Reproduce the passage of the forum thread on feet slipping in stirrups that runs between "Just plain ol'" and "I could find.", inclusive.

**Page:**
** START **
# Feet slipping in stirrups



## hflmusicislife (Dec 15, 2010)

Recently, I've been having a lot of issues keeping my feet in the stirrups. No matter what I do, the outside bar just slides off and my foot pops right out. It happens at the walk, trot (sitting and posting,) and canter (full or half seat.) I've tried two point- it does nothing. I've tried sinking my heels deeper, popping my heels up a bit, putting my weight towards the inside bar and the outside bar, angled my stirrup before riding, etc. Nothing I've tried seems to work, and it's getting very frustrating... I originally was thinking it was my boots (they're like 5 years old and have no tread left) but it happens in my less-worn tall boots too. I tried different stirrups as well, including super grippy ones. It's also not my horse; At my last IEA show as well as in lessons the same thing happens. The second there's any weight in my feet, they start sliding. So basically I've eliminated stirrups and movement of the horse, which means it must be something I'm doing. 

I've always had a super solid leg, so I'm not quite sure how to fix this. It seems to have just started like a month ago, for no real reason that I can think of. If you have any advice on what to do to work on this, I'd really appreciate it. I don't think I'm doing anything differently than I usually do, but the stirrup just slides like crazy and my feet come out after a few laps around the ring...

Thanks in advance!


----------



## DancingArabian (Jul 15, 2011)

What kind of stirrups are you using when you say that the outside bar falls off and then your foot pops out?


----------



## hflmusicislife (Dec 15, 2010)

Just plain ol' stirrups. It isn't making a difference what type though because the same thing has happened in multiple saddles with different types of stirrups. This is a screenshot from a jumper show with my pony a few weeks ago. The issue wasn't as bad then, but hopefully you get the idea of how it's sliding and where my foot is going. My heels aren't usually that deep either, but it's the best I could find. 

(Please excuse my not so great eq. Not sure what I'm doing with my hands!)


----------



## DancingArabian (Jul 15, 2011)

Perhaps someone with a better eye will chime in. They look too short to me, and I don't think your ankle should be at such an extreme bend. It looks like your stirrups are short enough such that when you sink into your heels, your toes are being raised to the point that they're just coming off the stirrup.


----------



## hflmusicislife (Dec 15, 2010)
** END **
**Data section:**
** START **
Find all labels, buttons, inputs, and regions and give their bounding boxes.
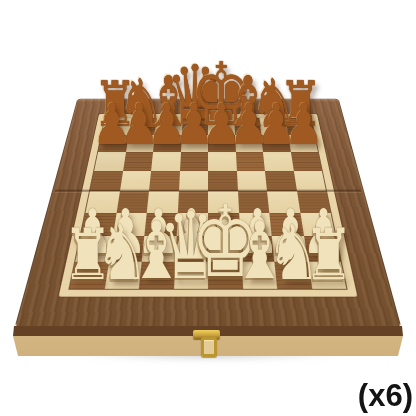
brass-clasp-icon: [192, 329, 222, 357]
square-c4: [147, 191, 179, 213]
square-a4: [86, 191, 120, 213]
square-h8: [285, 118, 314, 134]
square-h7: [288, 135, 318, 153]
fold-seam: [55, 190, 361, 192]
square-f8: [234, 118, 261, 134]
square-g7: [261, 135, 290, 153]
square-g5: [265, 171, 297, 191]
square-e7: [208, 135, 235, 153]
square-a6: [94, 152, 125, 171]
square-b2: [109, 236, 145, 261]
square-f3: [239, 213, 272, 236]
quantity-badge: (x6): [358, 378, 413, 414]
square-b1: [104, 261, 141, 288]
square-a1: [70, 261, 109, 288]
square-e3: [208, 213, 240, 236]
square-d3: [176, 213, 208, 236]
square-b5: [120, 171, 152, 191]
square-d8: [181, 118, 208, 134]
square-d6: [180, 152, 208, 171]
square-e1: [208, 261, 243, 288]
square-f1: [241, 261, 277, 288]
square-b4: [116, 191, 149, 213]
square-c2: [142, 236, 176, 261]
chess-board: [14, 99, 401, 328]
square-g6: [263, 152, 293, 171]
square-h4: [297, 191, 331, 213]
square-d7: [181, 135, 208, 153]
square-f4: [238, 191, 270, 213]
square-c7: [153, 135, 181, 153]
square-d1: [173, 261, 208, 288]
square-a3: [81, 213, 116, 236]
square-f5: [236, 171, 267, 191]
square-b8: [128, 118, 156, 134]
square-b3: [112, 213, 146, 236]
square-h5: [293, 171, 326, 191]
chess-set-photo: ♜♞♝♛♚♝♞♜♟♟♟♟♟♟♟♟♟♟♟♟♟♟♟♟♜♞♝♛♚♝♞♜ (x6): [0, 0, 416, 416]
square-f6: [235, 152, 264, 171]
square-d2: [175, 236, 208, 261]
square-d4: [177, 191, 208, 213]
square-h6: [290, 152, 321, 171]
square-a5: [90, 171, 123, 191]
board-grid: [70, 118, 347, 289]
square-g1: [274, 261, 311, 288]
square-h3: [300, 213, 335, 236]
square-c8: [155, 118, 182, 134]
square-a2: [75, 236, 112, 261]
square-a8: [102, 118, 131, 134]
square-c5: [149, 171, 180, 191]
clasp-loop: [201, 337, 217, 357]
square-f2: [240, 236, 274, 261]
square-c3: [144, 213, 177, 236]
square-b6: [123, 152, 153, 171]
square-b7: [126, 135, 155, 153]
square-e5: [208, 171, 238, 191]
square-a7: [98, 135, 128, 153]
square-f7: [235, 135, 263, 153]
square-e6: [208, 152, 236, 171]
square-g4: [267, 191, 300, 213]
square-e4: [208, 191, 239, 213]
square-e2: [208, 236, 241, 261]
square-g2: [272, 236, 308, 261]
square-g3: [269, 213, 303, 236]
square-d5: [179, 171, 209, 191]
square-c6: [151, 152, 180, 171]
square-g8: [259, 118, 287, 134]
square-c1: [139, 261, 175, 288]
square-h1: [307, 261, 346, 288]
square-e8: [208, 118, 235, 134]
square-h2: [304, 236, 341, 261]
** END **
**Output below:**
Just plain ol' stirrups. It isn't making a difference what type though because the same thing has happened in multiple saddles with different types of stirrups. This is a screenshot from a jumper show with my pony a few weeks ago. The issue wasn't as bad then, but hopefully you get the idea of how it's sliding and where my foot is going. My heels aren't usually that deep either, but it's the best I could find.